Write out the full set of records below exactly.

= = = =

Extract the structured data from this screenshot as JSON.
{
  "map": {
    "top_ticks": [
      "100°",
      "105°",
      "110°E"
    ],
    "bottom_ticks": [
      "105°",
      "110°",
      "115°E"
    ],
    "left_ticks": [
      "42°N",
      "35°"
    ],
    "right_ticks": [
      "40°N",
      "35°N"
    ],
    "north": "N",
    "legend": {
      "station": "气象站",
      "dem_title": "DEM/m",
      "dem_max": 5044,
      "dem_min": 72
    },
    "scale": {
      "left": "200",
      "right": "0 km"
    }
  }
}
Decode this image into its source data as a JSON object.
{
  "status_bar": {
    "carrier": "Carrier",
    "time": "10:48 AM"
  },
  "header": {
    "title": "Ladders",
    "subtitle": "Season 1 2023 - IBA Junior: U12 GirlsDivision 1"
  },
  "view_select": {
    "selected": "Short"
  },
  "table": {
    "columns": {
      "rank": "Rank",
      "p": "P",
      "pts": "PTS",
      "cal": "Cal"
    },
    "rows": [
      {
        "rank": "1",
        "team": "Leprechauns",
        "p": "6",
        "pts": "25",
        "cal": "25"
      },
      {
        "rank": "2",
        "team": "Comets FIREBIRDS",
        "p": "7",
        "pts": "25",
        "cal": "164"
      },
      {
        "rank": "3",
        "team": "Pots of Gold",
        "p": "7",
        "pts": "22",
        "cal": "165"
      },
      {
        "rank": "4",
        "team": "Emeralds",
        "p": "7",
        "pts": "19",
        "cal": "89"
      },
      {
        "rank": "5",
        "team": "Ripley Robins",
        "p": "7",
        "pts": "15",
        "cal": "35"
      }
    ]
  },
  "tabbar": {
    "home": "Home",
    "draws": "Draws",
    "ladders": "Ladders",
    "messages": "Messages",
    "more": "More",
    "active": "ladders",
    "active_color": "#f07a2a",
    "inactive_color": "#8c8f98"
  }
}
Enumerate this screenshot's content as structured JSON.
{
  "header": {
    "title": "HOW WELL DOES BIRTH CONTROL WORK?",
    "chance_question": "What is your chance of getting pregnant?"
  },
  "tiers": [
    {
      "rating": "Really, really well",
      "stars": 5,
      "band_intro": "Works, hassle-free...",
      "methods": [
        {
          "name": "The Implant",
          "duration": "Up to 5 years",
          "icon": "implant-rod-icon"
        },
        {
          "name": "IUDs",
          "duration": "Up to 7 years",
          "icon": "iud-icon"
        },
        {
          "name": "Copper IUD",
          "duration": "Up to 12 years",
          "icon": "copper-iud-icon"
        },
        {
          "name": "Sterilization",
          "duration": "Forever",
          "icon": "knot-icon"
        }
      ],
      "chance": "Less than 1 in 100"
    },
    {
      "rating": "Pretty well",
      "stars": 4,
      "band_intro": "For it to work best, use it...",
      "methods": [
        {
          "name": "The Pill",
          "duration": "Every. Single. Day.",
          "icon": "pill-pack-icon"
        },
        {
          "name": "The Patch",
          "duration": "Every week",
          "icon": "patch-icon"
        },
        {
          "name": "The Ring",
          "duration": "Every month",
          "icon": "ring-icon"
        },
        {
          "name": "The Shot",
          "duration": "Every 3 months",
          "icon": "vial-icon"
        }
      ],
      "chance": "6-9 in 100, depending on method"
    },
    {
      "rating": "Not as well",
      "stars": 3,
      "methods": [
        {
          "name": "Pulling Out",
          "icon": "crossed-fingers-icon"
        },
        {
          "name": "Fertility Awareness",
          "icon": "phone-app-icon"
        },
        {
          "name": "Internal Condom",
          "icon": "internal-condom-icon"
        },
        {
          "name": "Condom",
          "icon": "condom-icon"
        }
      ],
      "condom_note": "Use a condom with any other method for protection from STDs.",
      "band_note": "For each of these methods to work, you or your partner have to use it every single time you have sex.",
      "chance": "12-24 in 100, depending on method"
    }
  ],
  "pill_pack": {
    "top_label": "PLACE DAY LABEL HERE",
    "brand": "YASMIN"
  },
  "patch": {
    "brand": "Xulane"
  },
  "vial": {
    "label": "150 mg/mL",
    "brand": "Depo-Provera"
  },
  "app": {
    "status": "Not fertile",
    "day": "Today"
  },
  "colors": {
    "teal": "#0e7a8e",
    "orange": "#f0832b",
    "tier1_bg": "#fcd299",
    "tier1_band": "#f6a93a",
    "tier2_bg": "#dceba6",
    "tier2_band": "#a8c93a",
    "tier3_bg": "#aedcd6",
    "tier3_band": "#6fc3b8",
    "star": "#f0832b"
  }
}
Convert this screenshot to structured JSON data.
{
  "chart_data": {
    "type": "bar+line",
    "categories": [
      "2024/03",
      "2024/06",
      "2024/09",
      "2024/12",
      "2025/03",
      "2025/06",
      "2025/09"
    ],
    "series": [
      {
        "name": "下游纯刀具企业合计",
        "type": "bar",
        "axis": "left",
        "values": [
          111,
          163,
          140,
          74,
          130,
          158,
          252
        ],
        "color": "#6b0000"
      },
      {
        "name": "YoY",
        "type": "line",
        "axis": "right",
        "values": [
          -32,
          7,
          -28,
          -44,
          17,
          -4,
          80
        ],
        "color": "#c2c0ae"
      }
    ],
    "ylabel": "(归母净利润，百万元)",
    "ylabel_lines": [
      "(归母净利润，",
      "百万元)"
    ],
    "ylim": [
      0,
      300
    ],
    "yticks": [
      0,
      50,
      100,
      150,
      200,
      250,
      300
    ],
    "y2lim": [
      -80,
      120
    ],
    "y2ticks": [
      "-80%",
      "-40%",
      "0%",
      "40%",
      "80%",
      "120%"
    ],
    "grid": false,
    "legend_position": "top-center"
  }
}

= = = =

Response to the exercise:
Extract the structured data from this screenshot as JSON.
{
  "map": {
    "top_ticks": [
      "100°",
      "105°",
      "110°E"
    ],
    "bottom_ticks": [
      "105°",
      "110°",
      "115°E"
    ],
    "left_ticks": [
      "42°N",
      "35°"
    ],
    "right_ticks": [
      "40°N",
      "35°N"
    ],
    "north": "N",
    "legend": {
      "station": "气象站",
      "dem_title": "DEM/m",
      "dem_max": 5044,
      "dem_min": 72
    },
    "scale": {
      "left": "200",
      "right": "0 km"
    }
  }
}
Decode this image into its source data as a JSON object.
{
  "status_bar": {
    "carrier": "Carrier",
    "time": "10:48 AM"
  },
  "header": {
    "title": "Ladders",
    "subtitle": "Season 1 2023 - IBA Junior: U12 GirlsDivision 1"
  },
  "view_select": {
    "selected": "Short"
  },
  "table": {
    "columns": {
      "rank": "Rank",
      "p": "P",
      "pts": "PTS",
      "cal": "Cal"
    },
    "rows": [
      {
        "rank": "1",
        "team": "Leprechauns",
        "p": "6",
        "pts": "25",
        "cal": "25"
      },
      {
        "rank": "2",
        "team": "Comets FIREBIRDS",
        "p": "7",
        "pts": "25",
        "cal": "164"
      },
      {
        "rank": "3",
        "team": "Pots of Gold",
        "p": "7",
        "pts": "22",
        "cal": "165"
      },
      {
        "rank": "4",
        "team": "Emeralds",
        "p": "7",
        "pts": "19",
        "cal": "89"
      },
      {
        "rank": "5",
        "team": "Ripley Robins",
        "p": "7",
        "pts": "15",
        "cal": "35"
      }
    ]
  },
  "tabbar": {
    "home": "Home",
    "draws": "Draws",
    "ladders": "Ladders",
    "messages": "Messages",
    "more": "More",
    "active": "ladders",
    "active_color": "#f07a2a",
    "inactive_color": "#8c8f98"
  }
}
Enumerate this screenshot's content as structured JSON.
{
  "header": {
    "title": "HOW WELL DOES BIRTH CONTROL WORK?",
    "chance_question": "What is your chance of getting pregnant?"
  },
  "tiers": [
    {
      "rating": "Really, really well",
      "stars": 5,
      "band_intro": "Works, hassle-free...",
      "methods": [
        {
          "name": "The Implant",
          "duration": "Up to 5 years",
          "icon": "implant-rod-icon"
        },
        {
          "name": "IUDs",
          "duration": "Up to 7 years",
          "icon": "iud-icon"
        },
        {
          "name": "Copper IUD",
          "duration": "Up to 12 years",
          "icon": "copper-iud-icon"
        },
        {
          "name": "Sterilization",
          "duration": "Forever",
          "icon": "knot-icon"
        }
      ],
      "chance": "Less than 1 in 100"
    },
    {
      "rating": "Pretty well",
      "stars": 4,
      "band_intro": "For it to work best, use it...",
      "methods": [
        {
          "name": "The Pill",
          "duration": "Every. Single. Day.",
          "icon": "pill-pack-icon"
        },
        {
          "name": "The Patch",
          "duration": "Every week",
          "icon": "patch-icon"
        },
        {
          "name": "The Ring",
          "duration": "Every month",
          "icon": "ring-icon"
        },
        {
          "name": "The Shot",
          "duration": "Every 3 months",
          "icon": "vial-icon"
        }
      ],
      "chance": "6-9 in 100, depending on method"
    },
    {
      "rating": "Not as well",
      "stars": 3,
      "methods": [
        {
          "name": "Pulling Out",
          "icon": "crossed-fingers-icon"
        },
        {
          "name": "Fertility Awareness",
          "icon": "phone-app-icon"
        },
        {
          "name": "Internal Condom",
          "icon": "internal-condom-icon"
        },
        {
          "name": "Condom",
          "icon": "condom-icon"
        }
      ],
      "condom_note": "Use a condom with any other method for protection from STDs.",
      "band_note": "For each of these methods to work, you or your partner have to use it every single time you have sex.",
      "chance": "12-24 in 100, depending on method"
    }
  ],
  "pill_pack": {
    "top_label": "PLACE DAY LABEL HERE",
    "brand": "YASMIN"
  },
  "patch": {
    "brand": "Xulane"
  },
  "vial": {
    "label": "150 mg/mL",
    "brand": "Depo-Provera"
  },
  "app": {
    "status": "Not fertile",
    "day": "Today"
  },
  "colors": {
    "teal": "#0e7a8e",
    "orange": "#f0832b",
    "tier1_bg": "#fcd299",
    "tier1_band": "#f6a93a",
    "tier2_bg": "#dceba6",
    "tier2_band": "#a8c93a",
    "tier3_bg": "#aedcd6",
    "tier3_band": "#6fc3b8",
    "star": "#f0832b"
  }
}
Convert this screenshot to structured JSON data.
{
  "chart_data": {
    "type": "bar+line",
    "categories": [
      "2024/03",
      "2024/06",
      "2024/09",
      "2024/12",
      "2025/03",
      "2025/06",
      "2025/09"
    ],
    "series": [
      {
        "name": "下游纯刀具企业合计",
        "type": "bar",
        "axis": "left",
        "values": [
          111,
          163,
          140,
          74,
          130,
          158,
          252
        ],
        "color": "#6b0000"
      },
      {
        "name": "YoY",
        "type": "line",
        "axis": "right",
        "values": [
          -32,
          7,
          -28,
          -44,
          17,
          -4,
          80
        ],
        "color": "#c2c0ae"
      }
    ],
    "ylabel": "(归母净利润，百万元)",
    "ylabel_lines": [
      "(归母净利润，",
      "百万元)"
    ],
    "ylim": [
      0,
      300
    ],
    "yticks": [
      0,
      50,
      100,
      150,
      200,
      250,
      300
    ],
    "y2lim": [
      -80,
      120
    ],
    "y2ticks": [
      "-80%",
      "-40%",
      "0%",
      "40%",
      "80%",
      "120%"
    ],
    "grid": false,
    "legend_position": "top-center"
  }
}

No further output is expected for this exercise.